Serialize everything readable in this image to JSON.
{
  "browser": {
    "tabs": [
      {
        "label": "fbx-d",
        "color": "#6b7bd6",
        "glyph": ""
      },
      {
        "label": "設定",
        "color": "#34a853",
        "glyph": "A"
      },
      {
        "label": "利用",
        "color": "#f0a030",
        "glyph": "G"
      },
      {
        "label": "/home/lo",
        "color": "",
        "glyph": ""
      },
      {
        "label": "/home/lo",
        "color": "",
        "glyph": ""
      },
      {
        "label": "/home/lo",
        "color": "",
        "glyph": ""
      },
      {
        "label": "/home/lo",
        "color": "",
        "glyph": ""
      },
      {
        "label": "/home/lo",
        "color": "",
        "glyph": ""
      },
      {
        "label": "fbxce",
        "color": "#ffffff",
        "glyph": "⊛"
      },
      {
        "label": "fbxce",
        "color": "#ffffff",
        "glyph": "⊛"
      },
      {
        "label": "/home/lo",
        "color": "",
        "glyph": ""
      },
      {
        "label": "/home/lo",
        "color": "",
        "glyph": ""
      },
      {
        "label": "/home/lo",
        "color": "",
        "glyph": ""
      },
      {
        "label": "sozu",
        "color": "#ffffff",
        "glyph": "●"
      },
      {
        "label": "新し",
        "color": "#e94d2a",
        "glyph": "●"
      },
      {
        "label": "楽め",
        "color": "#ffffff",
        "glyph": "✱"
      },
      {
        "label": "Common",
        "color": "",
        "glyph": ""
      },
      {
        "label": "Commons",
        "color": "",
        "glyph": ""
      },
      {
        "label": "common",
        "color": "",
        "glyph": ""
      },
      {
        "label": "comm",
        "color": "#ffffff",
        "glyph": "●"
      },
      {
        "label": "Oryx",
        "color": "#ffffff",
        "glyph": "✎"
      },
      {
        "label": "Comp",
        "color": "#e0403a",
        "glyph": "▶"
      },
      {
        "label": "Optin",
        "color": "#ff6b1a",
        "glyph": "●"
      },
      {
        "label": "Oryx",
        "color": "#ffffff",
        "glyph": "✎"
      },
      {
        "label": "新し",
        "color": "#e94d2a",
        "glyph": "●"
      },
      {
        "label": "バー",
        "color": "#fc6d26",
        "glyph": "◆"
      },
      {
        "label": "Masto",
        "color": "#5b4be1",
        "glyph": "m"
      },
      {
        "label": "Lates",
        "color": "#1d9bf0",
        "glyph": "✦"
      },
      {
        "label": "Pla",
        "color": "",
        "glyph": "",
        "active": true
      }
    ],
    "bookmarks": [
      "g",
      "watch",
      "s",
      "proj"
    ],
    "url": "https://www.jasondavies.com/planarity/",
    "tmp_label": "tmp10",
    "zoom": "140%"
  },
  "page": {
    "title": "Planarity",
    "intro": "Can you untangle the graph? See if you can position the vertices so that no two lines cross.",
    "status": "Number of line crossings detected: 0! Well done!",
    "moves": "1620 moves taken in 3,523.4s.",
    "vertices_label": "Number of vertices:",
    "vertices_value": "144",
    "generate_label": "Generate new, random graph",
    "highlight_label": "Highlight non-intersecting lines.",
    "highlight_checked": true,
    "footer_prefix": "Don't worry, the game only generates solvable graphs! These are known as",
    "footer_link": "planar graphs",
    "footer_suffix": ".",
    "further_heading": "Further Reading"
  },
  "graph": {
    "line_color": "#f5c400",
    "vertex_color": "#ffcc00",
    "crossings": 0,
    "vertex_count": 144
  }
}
:::::
▸ SHORT PROBLEM
Please repeat all the records above exactly as they appear.

▸ EXERCISE RESULT
Serialize everything readable in this image to JSON.
{
  "browser": {
    "tabs": [
      {
        "label": "fbx-d",
        "color": "#6b7bd6",
        "glyph": ""
      },
      {
        "label": "設定",
        "color": "#34a853",
        "glyph": "A"
      },
      {
        "label": "利用",
        "color": "#f0a030",
        "glyph": "G"
      },
      {
        "label": "/home/lo",
        "color": "",
        "glyph": ""
      },
      {
        "label": "/home/lo",
        "color": "",
        "glyph": ""
      },
      {
        "label": "/home/lo",
        "color": "",
        "glyph": ""
      },
      {
        "label": "/home/lo",
        "color": "",
        "glyph": ""
      },
      {
        "label": "/home/lo",
        "color": "",
        "glyph": ""
      },
      {
        "label": "fbxce",
        "color": "#ffffff",
        "glyph": "⊛"
      },
      {
        "label": "fbxce",
        "color": "#ffffff",
        "glyph": "⊛"
      },
      {
        "label": "/home/lo",
        "color": "",
        "glyph": ""
      },
      {
        "label": "/home/lo",
        "color": "",
        "glyph": ""
      },
      {
        "label": "/home/lo",
        "color": "",
        "glyph": ""
      },
      {
        "label": "sozu",
        "color": "#ffffff",
        "glyph": "●"
      },
      {
        "label": "新し",
        "color": "#e94d2a",
        "glyph": "●"
      },
      {
        "label": "楽め",
        "color": "#ffffff",
        "glyph": "✱"
      },
      {
        "label": "Common",
        "color": "",
        "glyph": ""
      },
      {
        "label": "Commons",
        "color": "",
        "glyph": ""
      },
      {
        "label": "common",
        "color": "",
        "glyph": ""
      },
      {
        "label": "comm",
        "color": "#ffffff",
        "glyph": "●"
      },
      {
        "label": "Oryx",
        "color": "#ffffff",
        "glyph": "✎"
      },
      {
        "label": "Comp",
        "color": "#e0403a",
        "glyph": "▶"
      },
      {
        "label": "Optin",
        "color": "#ff6b1a",
        "glyph": "●"
      },
      {
        "label": "Oryx",
        "color": "#ffffff",
        "glyph": "✎"
      },
      {
        "label": "新し",
        "color": "#e94d2a",
        "glyph": "●"
      },
      {
        "label": "バー",
        "color": "#fc6d26",
        "glyph": "◆"
      },
      {
        "label": "Masto",
        "color": "#5b4be1",
        "glyph": "m"
      },
      {
        "label": "Lates",
        "color": "#1d9bf0",
        "glyph": "✦"
      },
      {
        "label": "Pla",
        "color": "",
        "glyph": "",
        "active": true
      }
    ],
    "bookmarks": [
      "g",
      "watch",
      "s",
      "proj"
    ],
    "url": "https://www.jasondavies.com/planarity/",
    "tmp_label": "tmp10",
    "zoom": "140%"
  },
  "page": {
    "title": "Planarity",
    "intro": "Can you untangle the graph? See if you can position the vertices so that no two lines cross.",
    "status": "Number of line crossings detected: 0! Well done!",
    "moves": "1620 moves taken in 3,523.4s.",
    "vertices_label": "Number of vertices:",
    "vertices_value": "144",
    "generate_label": "Generate new, random graph",
    "highlight_label": "Highlight non-intersecting lines.",
    "highlight_checked": true,
    "footer_prefix": "Don't worry, the game only generates solvable graphs! These are known as",
    "footer_link": "planar graphs",
    "footer_suffix": ".",
    "further_heading": "Further Reading"
  },
  "graph": {
    "line_color": "#f5c400",
    "vertex_color": "#ffcc00",
    "crossings": 0,
    "vertex_count": 144
  }
}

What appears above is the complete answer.